**Stored items from a collection**:
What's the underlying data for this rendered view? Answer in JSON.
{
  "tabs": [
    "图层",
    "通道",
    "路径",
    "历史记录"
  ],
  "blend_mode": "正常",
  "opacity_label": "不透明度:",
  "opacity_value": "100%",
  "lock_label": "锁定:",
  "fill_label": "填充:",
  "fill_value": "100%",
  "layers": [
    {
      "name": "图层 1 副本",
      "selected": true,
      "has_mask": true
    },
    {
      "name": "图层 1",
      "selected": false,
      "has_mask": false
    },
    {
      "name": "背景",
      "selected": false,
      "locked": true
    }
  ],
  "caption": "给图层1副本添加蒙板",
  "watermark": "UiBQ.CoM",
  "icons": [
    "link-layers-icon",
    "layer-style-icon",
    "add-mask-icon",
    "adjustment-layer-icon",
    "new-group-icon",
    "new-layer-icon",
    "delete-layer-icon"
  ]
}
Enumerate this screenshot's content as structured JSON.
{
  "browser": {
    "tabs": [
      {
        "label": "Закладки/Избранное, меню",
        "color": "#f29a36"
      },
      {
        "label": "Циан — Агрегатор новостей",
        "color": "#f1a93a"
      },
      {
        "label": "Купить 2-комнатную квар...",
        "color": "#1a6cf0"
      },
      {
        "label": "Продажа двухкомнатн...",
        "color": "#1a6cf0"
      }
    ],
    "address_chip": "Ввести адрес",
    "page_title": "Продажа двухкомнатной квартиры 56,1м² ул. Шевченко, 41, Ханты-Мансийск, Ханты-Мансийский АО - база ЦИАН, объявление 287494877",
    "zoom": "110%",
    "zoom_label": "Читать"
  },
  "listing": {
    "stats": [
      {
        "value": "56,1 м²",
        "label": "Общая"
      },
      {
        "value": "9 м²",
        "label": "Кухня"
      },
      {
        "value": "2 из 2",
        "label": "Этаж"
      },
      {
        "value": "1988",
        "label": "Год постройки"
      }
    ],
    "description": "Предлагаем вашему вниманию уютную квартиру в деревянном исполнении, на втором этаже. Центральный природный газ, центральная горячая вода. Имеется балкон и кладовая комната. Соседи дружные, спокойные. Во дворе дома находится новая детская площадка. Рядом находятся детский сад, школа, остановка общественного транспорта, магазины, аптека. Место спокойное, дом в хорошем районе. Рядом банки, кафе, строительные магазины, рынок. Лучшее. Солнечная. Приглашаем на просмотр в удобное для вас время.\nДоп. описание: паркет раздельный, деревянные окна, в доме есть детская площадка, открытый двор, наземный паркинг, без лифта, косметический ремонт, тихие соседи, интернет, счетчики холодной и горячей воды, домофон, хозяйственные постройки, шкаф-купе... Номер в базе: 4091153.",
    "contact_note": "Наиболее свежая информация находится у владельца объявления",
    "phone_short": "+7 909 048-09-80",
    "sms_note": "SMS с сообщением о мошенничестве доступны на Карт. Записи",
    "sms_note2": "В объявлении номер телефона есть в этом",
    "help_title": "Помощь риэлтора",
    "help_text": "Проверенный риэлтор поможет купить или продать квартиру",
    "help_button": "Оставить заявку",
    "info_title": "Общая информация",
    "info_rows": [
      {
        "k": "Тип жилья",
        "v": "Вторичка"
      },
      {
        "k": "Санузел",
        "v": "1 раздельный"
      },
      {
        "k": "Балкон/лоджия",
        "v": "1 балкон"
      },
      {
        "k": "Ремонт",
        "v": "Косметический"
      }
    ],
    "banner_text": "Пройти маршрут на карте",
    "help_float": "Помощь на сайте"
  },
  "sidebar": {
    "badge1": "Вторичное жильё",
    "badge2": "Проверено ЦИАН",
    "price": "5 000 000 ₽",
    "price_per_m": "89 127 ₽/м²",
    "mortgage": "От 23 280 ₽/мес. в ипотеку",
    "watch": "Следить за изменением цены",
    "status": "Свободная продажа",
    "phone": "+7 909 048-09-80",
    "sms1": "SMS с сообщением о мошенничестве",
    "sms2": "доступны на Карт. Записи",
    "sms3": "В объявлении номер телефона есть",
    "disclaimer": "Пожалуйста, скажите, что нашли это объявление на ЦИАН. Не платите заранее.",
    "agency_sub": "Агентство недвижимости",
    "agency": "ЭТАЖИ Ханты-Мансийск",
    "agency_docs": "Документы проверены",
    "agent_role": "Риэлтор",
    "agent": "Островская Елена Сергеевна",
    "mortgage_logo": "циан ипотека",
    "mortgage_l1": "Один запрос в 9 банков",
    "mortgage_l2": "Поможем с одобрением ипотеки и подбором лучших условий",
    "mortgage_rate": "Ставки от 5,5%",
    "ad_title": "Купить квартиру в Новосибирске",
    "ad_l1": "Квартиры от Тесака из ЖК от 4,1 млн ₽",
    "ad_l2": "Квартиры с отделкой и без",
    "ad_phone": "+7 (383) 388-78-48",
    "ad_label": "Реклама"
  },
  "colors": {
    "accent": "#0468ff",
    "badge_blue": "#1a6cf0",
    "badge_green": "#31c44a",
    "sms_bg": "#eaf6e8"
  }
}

**What the task requires**: Pull out each line of the listing that holds the string "JSON".

**Completed task**:
What's the underlying data for this rendered view? Answer in JSON.
Enumerate this screenshot's content as structured JSON.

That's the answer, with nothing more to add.